**Provided records:**
○ ○ ○ ○

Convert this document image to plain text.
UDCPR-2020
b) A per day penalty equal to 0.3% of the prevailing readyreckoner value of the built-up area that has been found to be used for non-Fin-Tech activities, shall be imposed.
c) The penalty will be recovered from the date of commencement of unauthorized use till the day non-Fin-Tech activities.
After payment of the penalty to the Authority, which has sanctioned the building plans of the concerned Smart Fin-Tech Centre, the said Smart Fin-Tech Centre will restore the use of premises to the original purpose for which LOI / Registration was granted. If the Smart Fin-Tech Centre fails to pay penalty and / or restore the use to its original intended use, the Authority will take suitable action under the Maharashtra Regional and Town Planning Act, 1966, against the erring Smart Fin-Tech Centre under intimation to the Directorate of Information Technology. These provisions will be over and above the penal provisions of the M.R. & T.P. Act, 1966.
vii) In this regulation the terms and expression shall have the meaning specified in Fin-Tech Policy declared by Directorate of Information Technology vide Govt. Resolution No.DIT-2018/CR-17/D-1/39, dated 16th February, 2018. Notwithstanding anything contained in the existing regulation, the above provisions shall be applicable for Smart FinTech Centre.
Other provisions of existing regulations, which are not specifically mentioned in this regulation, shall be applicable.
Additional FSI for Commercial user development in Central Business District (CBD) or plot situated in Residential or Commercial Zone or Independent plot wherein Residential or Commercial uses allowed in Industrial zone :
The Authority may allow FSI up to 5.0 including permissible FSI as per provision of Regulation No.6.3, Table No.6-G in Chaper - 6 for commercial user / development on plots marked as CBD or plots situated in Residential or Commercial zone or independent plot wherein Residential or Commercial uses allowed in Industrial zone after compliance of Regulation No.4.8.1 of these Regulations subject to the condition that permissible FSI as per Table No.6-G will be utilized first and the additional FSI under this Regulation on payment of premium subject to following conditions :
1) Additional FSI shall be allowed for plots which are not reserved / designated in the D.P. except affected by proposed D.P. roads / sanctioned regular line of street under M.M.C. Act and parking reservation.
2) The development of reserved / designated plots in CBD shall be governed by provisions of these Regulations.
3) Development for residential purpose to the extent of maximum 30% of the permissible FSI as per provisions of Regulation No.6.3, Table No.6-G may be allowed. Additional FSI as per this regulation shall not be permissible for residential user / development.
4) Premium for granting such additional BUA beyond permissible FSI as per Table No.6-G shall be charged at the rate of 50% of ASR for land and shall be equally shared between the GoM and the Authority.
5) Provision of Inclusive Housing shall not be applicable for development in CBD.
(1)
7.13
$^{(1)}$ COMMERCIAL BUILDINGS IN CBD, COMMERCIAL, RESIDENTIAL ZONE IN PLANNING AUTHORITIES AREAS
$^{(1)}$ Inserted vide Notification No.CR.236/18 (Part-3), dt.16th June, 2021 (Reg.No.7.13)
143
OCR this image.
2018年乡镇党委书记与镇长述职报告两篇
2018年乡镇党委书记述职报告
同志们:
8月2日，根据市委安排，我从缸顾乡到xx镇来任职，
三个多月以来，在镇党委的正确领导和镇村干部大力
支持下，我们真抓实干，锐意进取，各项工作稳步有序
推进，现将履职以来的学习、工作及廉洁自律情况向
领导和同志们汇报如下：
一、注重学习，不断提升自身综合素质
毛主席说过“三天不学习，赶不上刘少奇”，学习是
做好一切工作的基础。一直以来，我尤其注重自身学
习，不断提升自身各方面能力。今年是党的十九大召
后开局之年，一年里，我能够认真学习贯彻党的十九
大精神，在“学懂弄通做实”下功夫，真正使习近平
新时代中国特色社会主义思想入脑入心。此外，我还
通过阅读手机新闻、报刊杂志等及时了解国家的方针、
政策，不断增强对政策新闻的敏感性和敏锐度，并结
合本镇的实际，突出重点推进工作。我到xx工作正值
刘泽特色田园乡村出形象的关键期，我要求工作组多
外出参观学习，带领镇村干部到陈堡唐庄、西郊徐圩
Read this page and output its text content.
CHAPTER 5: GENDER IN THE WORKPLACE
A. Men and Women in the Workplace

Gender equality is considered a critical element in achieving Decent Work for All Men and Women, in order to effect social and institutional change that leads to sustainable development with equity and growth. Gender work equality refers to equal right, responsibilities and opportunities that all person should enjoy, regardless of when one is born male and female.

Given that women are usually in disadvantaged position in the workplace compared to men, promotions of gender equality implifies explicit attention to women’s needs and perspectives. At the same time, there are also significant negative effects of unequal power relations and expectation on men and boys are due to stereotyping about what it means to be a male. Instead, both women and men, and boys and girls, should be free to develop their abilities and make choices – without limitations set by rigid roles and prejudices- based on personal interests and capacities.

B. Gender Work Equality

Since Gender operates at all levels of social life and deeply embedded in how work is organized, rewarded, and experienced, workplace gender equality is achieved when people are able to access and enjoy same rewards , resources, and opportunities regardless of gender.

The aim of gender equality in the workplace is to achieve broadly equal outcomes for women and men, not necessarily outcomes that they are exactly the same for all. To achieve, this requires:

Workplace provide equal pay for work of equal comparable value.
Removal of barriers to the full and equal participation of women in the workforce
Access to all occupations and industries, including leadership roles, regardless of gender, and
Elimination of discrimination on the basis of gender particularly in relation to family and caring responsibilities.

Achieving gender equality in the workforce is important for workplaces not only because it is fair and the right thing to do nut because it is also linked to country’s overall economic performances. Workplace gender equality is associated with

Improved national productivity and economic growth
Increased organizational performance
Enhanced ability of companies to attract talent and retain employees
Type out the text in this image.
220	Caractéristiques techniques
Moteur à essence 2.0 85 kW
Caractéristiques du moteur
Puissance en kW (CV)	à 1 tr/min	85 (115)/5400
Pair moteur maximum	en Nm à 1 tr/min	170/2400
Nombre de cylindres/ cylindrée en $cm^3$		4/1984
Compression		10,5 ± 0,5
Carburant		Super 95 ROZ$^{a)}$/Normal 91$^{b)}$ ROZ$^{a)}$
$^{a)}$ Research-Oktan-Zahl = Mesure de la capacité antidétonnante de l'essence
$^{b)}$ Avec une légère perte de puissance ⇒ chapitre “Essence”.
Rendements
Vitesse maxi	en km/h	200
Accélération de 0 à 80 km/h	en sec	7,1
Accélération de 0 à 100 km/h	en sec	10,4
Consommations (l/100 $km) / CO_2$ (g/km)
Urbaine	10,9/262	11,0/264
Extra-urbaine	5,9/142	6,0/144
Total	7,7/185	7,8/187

○ ○ ○ ○

**Task brief:**
Copy each record from above without leaving any out.

**Worked answer:**
Convert this document image to plain text.
UDCPR-2020
b) A per day penalty equal to 0.3% of the prevailing readyreckoner value of the built-up area that has been found to be used for non-Fin-Tech activities, shall be imposed.
c) The penalty will be recovered from the date of commencement of unauthorized use till the day non-Fin-Tech activities.
After payment of the penalty to the Authority, which has sanctioned the building plans of the concerned Smart Fin-Tech Centre, the said Smart Fin-Tech Centre will restore the use of premises to the original purpose for which LOI / Registration was granted. If the Smart Fin-Tech Centre fails to pay penalty and / or restore the use to its original intended use, the Authority will take suitable action under the Maharashtra Regional and Town Planning Act, 1966, against the erring Smart Fin-Tech Centre under intimation to the Directorate of Information Technology. These provisions will be over and above the penal provisions of the M.R. & T.P. Act, 1966.
vii) In this regulation the terms and expression shall have the meaning specified in Fin-Tech Policy declared by Directorate of Information Technology vide Govt. Resolution No.DIT-2018/CR-17/D-1/39, dated 16th February, 2018. Notwithstanding anything contained in the existing regulation, the above provisions shall be applicable for Smart FinTech Centre.
Other provisions of existing regulations, which are not specifically mentioned in this regulation, shall be applicable.
Additional FSI for Commercial user development in Central Business District (CBD) or plot situated in Residential or Commercial Zone or Independent plot wherein Residential or Commercial uses allowed in Industrial zone :
The Authority may allow FSI up to 5.0 including permissible FSI as per provision of Regulation No.6.3, Table No.6-G in Chaper - 6 for commercial user / development on plots marked as CBD or plots situated in Residential or Commercial zone or independent plot wherein Residential or Commercial uses allowed in Industrial zone after compliance of Regulation No.4.8.1 of these Regulations subject to the condition that permissible FSI as per Table No.6-G will be utilized first and the additional FSI under this Regulation on payment of premium subject to following conditions :
1) Additional FSI shall be allowed for plots which are not reserved / designated in the D.P. except affected by proposed D.P. roads / sanctioned regular line of street under M.M.C. Act and parking reservation.
2) The development of reserved / designated plots in CBD shall be governed by provisions of these Regulations.
3) Development for residential purpose to the extent of maximum 30% of the permissible FSI as per provisions of Regulation No.6.3, Table No.6-G may be allowed. Additional FSI as per this regulation shall not be permissible for residential user / development.
4) Premium for granting such additional BUA beyond permissible FSI as per Table No.6-G shall be charged at the rate of 50% of ASR for land and shall be equally shared between the GoM and the Authority.
5) Provision of Inclusive Housing shall not be applicable for development in CBD.
(1)
7.13
$^{(1)}$ COMMERCIAL BUILDINGS IN CBD, COMMERCIAL, RESIDENTIAL ZONE IN PLANNING AUTHORITIES AREAS
$^{(1)}$ Inserted vide Notification No.CR.236/18 (Part-3), dt.16th June, 2021 (Reg.No.7.13)
143
OCR this image.
2018年乡镇党委书记与镇长述职报告两篇
2018年乡镇党委书记述职报告
同志们:
8月2日，根据市委安排，我从缸顾乡到xx镇来任职，
三个多月以来，在镇党委的正确领导和镇村干部大力
支持下，我们真抓实干，锐意进取，各项工作稳步有序
推进，现将履职以来的学习、工作及廉洁自律情况向
领导和同志们汇报如下：
一、注重学习，不断提升自身综合素质
毛主席说过“三天不学习，赶不上刘少奇”，学习是
做好一切工作的基础。一直以来，我尤其注重自身学
习，不断提升自身各方面能力。今年是党的十九大召
后开局之年，一年里，我能够认真学习贯彻党的十九
大精神，在“学懂弄通做实”下功夫，真正使习近平
新时代中国特色社会主义思想入脑入心。此外，我还
通过阅读手机新闻、报刊杂志等及时了解国家的方针、
政策，不断增强对政策新闻的敏感性和敏锐度，并结
合本镇的实际，突出重点推进工作。我到xx工作正值
刘泽特色田园乡村出形象的关键期，我要求工作组多
外出参观学习，带领镇村干部到陈堡唐庄、西郊徐圩
Read this page and output its text content.
CHAPTER 5: GENDER IN THE WORKPLACE
A. Men and Women in the Workplace

Gender equality is considered a critical element in achieving Decent Work for All Men and Women, in order to effect social and institutional change that leads to sustainable development with equity and growth. Gender work equality refers to equal right, responsibilities and opportunities that all person should enjoy, regardless of when one is born male and female.

Given that women are usually in disadvantaged position in the workplace compared to men, promotions of gender equality implifies explicit attention to women’s needs and perspectives. At the same time, there are also significant negative effects of unequal power relations and expectation on men and boys are due to stereotyping about what it means to be a male. Instead, both women and men, and boys and girls, should be free to develop their abilities and make choices – without limitations set by rigid roles and prejudices- based on personal interests and capacities.

B. Gender Work Equality

Since Gender operates at all levels of social life and deeply embedded in how work is organized, rewarded, and experienced, workplace gender equality is achieved when people are able to access and enjoy same rewards , resources, and opportunities regardless of gender.

The aim of gender equality in the workplace is to achieve broadly equal outcomes for women and men, not necessarily outcomes that they are exactly the same for all. To achieve, this requires:

Workplace provide equal pay for work of equal comparable value.
Removal of barriers to the full and equal participation of women in the workforce
Access to all occupations and industries, including leadership roles, regardless of gender, and
Elimination of discrimination on the basis of gender particularly in relation to family and caring responsibilities.

Achieving gender equality in the workforce is important for workplaces not only because it is fair and the right thing to do nut because it is also linked to country’s overall economic performances. Workplace gender equality is associated with

Improved national productivity and economic growth
Increased organizational performance
Enhanced ability of companies to attract talent and retain employees
Type out the text in this image.
220	Caractéristiques techniques
Moteur à essence 2.0 85 kW
Caractéristiques du moteur
Puissance en kW (CV)	à 1 tr/min	85 (115)/5400
Pair moteur maximum	en Nm à 1 tr/min	170/2400
Nombre de cylindres/ cylindrée en $cm^3$		4/1984
Compression		10,5 ± 0,5
Carburant		Super 95 ROZ$^{a)}$/Normal 91$^{b)}$ ROZ$^{a)}$
$^{a)}$ Research-Oktan-Zahl = Mesure de la capacité antidétonnante de l'essence
$^{b)}$ Avec une légère perte de puissance ⇒ chapitre “Essence”.
Rendements
Vitesse maxi	en km/h	200
Accélération de 0 à 80 km/h	en sec	7,1
Accélération de 0 à 100 km/h	en sec	10,4
Consommations (l/100 $km) / CO_2$ (g/km)
Urbaine	10,9/262	11,0/264
Extra-urbaine	5,9/142	6,0/144
Total	7,7/185	7,8/187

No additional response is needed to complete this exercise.